**Excerpted passage**
* BEGIN *

Fidelio, Dutch National Opera 23.06.24

by Susana Puente Matos

Andrij Zholdak’s production of Fidelio for the Dutch National Opera was so terrible it may or may not have cost me a burgeoning relationship. I don’t know. The last I heard was that he was going offline and had absconded to the woods.

         The opera hung over our dates like a storm cloud, although of course I was blissfully unaware of this. I had bought the tickets months and months before I had even met him. They seemed perfectly harmless: two central second-row orchestra seats for a Sunday matinee which couldn’t be longer than two and a half hours, including intermission. This wasn’t Wagner. This was Singspiel, and Beethoven, and one of opera’s finest overtures.

            June was busy and I wasn’t reading Dutch news, so I didn’t know that Zholdak was booed off the stage after the opening performance, Ukrainian flag above his head be damned. An email sent by the opera house to ticketholders the day before my matinee was the first I heard of near-unanimous one-star reviews in the press. The email read:

 

Many reviews state that it was difficult to follow director Andrij Zholdak’s vision during Fidelio. Because we want to make sure that visitors better understand what they will see during the performance, we recommend that you read the information page on our website.

 

         Uh oh. I clicked the link and started reading Hein van Eekert’s explanation of the production. “There are two issues that seem to make this production complicated,” he began:

 

1.     Director Andrij Zholdak replaced the dialogue with his own dialogue (and removed part of the music, but that does not affect the storyline)

2.     The director left the libretto to the musical parts intact. The words to the music are now meaningless.

        

         So there was a new, spoken, surrealist storyline in English wrapped around the original sung, 18th century-Spain storyline in German. I stared at the ceiling and sighed; stopped reading and shut my computer.

         The next day we cycled to the opera house under a rare blistering Dutch sun. Already the tides were turning on this excursion: I wanted bad weather for a matinee, not terrasje weer, as the Dutch say. What set designs could compete with boat-watching along a glistening canal under the shade of an elm tree? I stopped breathing every time we climbed a canal bridge, fearful that my Manolos would explode from the pressure of pushing down on the bicycle peddles. Surely they were not made for this.

* END *

**Extracted records**
* BEGIN *

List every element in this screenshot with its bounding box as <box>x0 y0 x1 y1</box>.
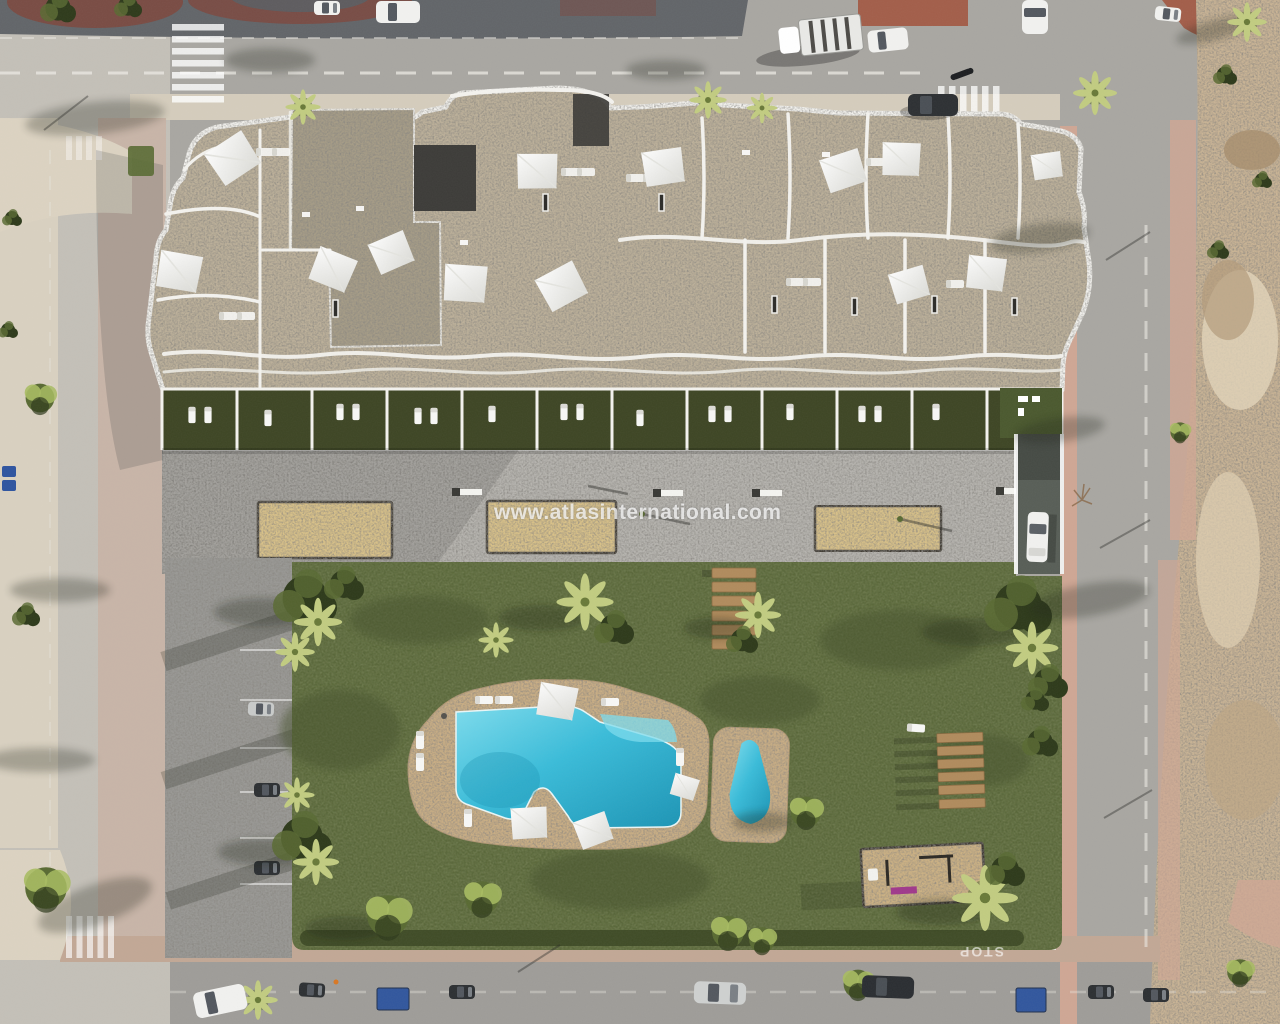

* END *
* BEGIN *

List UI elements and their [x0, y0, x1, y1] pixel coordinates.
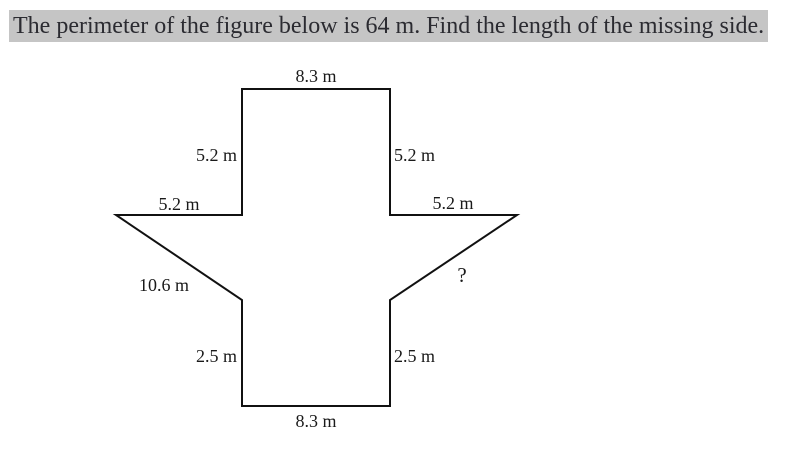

* END *

**Objective**
Continue the review of the Dutch National Opera's Fidelio from the point where it stops.

**Right answer**
         The overture would sustain us through whatever Zholdak had done with the opera, I thought to myself as we settled into our seats. I tried to remain optimistic. Then a low-resolution projection flashed against the closed curtains on stage: INTERNATIONAL COSMIC DAY SPACE CONFERENCE, it read, (“cosmic” in pink).  My cheeks burned with embarrassment. Soprano Jacquelyn Wagner approached the podium in a pink suit. Three men sat with their backs toward the audience in cheap plastic chairs to her right. In an affected, Twin Peaks monotone, Wagner said something about a black hole nearing the earth. I twisted my wrist in my hand. Where was the overture? The budget cosmic conference ended and a movie screen rolled down showing Wagner stepping into a cab through extremely close up, Peep Show style shots. I shifted awkwardly in my seat. There was still no music.

         We watched Wagner go to church, then to bed with Florestan, whereupon she was introduced as his wife Leonore. A portly man carrying a snake crept through the mirror in their bedroom and ushered Florestan back through with him, leaving the snake on an arm chair. Leonore woke up to discover her husband gone. She rushed to the mirror. After fifteen interminable minutes, the conductor raised his baton and began to quell the rising tides of embarrassment within me by at last commencing the overture.

         But there was so much happening on stage during the overture that it was reduced to soundtrack: Leonore left to put on a red, Dora the Explorer back pack for her school trip to hell. Effete Satyrs popped out of grottos hauling rolling mirrors on and off stage. Demons (?) waltzed about with crumpled wings, as if they had been stored poorly and the costume team had no time to iron them out. I was so busy trying to make sense of what was going on and whether any of it could possibly be important enough to distract from the overture that I hardly heard the music at all.  

         Zholdak inserted so much of his own dialogue that the total run time of the opera, including intermission, was three hours rather than the normal two and a half. At some point Zholdak robbed us of several precious minutes of sunshine by forcing us to watch in silence as a robot-man glacially traversed the stage for no obvious reason. An insertion of Beethoven’s third symphony was wasted on a scene change – more rolling mirrors. I pitied the singers, whipping out fuzzy wolf masks and setting things on fire, as if their hard-trained voices and Beethoven’s music were not enough.

        

         I gave up and retreated into my own thoughts. I recalled a visit to Vienna in May 2023, when Sigmund Oakeshott and I decided to skip out before the curtains rose on the Goldberg Variations set to modern dance at the Wiener Statsoper. We feared having the image of thumping, fleshy dancing emblazoned on our retinas forever whenever the Variations would be performed. What was more important: our money or Bach’s music? We made a dash for Sacher Torte instead.

         I tuned back in just in time for the closing of Act I. Nobody clapped. At intermission I asked my guest if he wanted to leave.  We debated it until the bell chimed for reentry.

         “What time is it?”

         He checked his watch. “Three-thirty. When does it end?”

         “Five,” I said.

         “An hour and a half more...” he drifted off, glancing courageously in the direction of our seats.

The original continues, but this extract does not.